++++ RECORDS FOR THE EXERCISE ++++

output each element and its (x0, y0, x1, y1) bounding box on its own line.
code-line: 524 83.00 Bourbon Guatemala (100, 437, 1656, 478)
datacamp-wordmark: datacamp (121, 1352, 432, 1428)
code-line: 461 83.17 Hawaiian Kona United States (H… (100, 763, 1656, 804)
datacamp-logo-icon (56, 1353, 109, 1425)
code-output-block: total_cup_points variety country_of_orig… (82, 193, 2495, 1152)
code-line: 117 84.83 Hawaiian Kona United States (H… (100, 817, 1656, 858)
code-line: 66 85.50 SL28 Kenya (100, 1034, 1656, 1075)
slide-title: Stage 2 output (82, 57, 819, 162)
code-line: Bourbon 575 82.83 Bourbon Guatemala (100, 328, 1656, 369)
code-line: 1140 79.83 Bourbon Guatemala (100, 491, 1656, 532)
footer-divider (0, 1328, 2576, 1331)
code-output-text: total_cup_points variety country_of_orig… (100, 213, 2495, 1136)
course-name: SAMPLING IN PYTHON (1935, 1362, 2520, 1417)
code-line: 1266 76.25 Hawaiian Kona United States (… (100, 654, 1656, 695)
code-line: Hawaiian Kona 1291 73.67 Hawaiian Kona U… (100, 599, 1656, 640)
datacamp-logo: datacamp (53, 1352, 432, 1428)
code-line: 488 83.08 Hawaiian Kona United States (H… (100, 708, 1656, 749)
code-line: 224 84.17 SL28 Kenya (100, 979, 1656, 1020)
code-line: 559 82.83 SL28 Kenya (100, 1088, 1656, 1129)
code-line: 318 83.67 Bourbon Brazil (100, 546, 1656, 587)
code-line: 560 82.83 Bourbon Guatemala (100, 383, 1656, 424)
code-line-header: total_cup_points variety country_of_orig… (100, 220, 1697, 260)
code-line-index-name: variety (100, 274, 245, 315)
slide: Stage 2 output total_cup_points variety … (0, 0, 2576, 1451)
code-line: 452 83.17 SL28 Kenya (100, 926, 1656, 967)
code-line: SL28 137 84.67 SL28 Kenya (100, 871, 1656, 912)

++++

Write out the listing from its first line through the line containing "datacamp-logo: datacamp (53, 1352, 432, 1428)", inclusive, switching "Guatemala" to "Honduras" wherever it occurs and leaving everything else unchanged.

> **RESPONSE FOR THIS EXERCISE**
output each element and its (x0, y0, x1, y1) bounding box on its own line.
code-line: 524 83.00 Bourbon Honduras (100, 437, 1656, 478)
datacamp-wordmark: datacamp (121, 1352, 432, 1428)
code-line: 461 83.17 Hawaiian Kona United States (H… (100, 763, 1656, 804)
datacamp-logo-icon (56, 1353, 109, 1425)
code-output-block: total_cup_points variety country_of_orig… (82, 193, 2495, 1152)
code-line: 117 84.83 Hawaiian Kona United States (H… (100, 817, 1656, 858)
code-line: 66 85.50 SL28 Kenya (100, 1034, 1656, 1075)
slide-title: Stage 2 output (82, 57, 819, 162)
code-line: Bourbon 575 82.83 Bourbon Honduras (100, 328, 1656, 369)
code-line: 1140 79.83 Bourbon Honduras (100, 491, 1656, 532)
footer-divider (0, 1328, 2576, 1331)
code-output-text: total_cup_points variety country_of_orig… (100, 213, 2495, 1136)
course-name: SAMPLING IN PYTHON (1935, 1362, 2520, 1417)
code-line: 1266 76.25 Hawaiian Kona United States (… (100, 654, 1656, 695)
code-line: Hawaiian Kona 1291 73.67 Hawaiian Kona U… (100, 599, 1656, 640)
datacamp-logo: datacamp (53, 1352, 432, 1428)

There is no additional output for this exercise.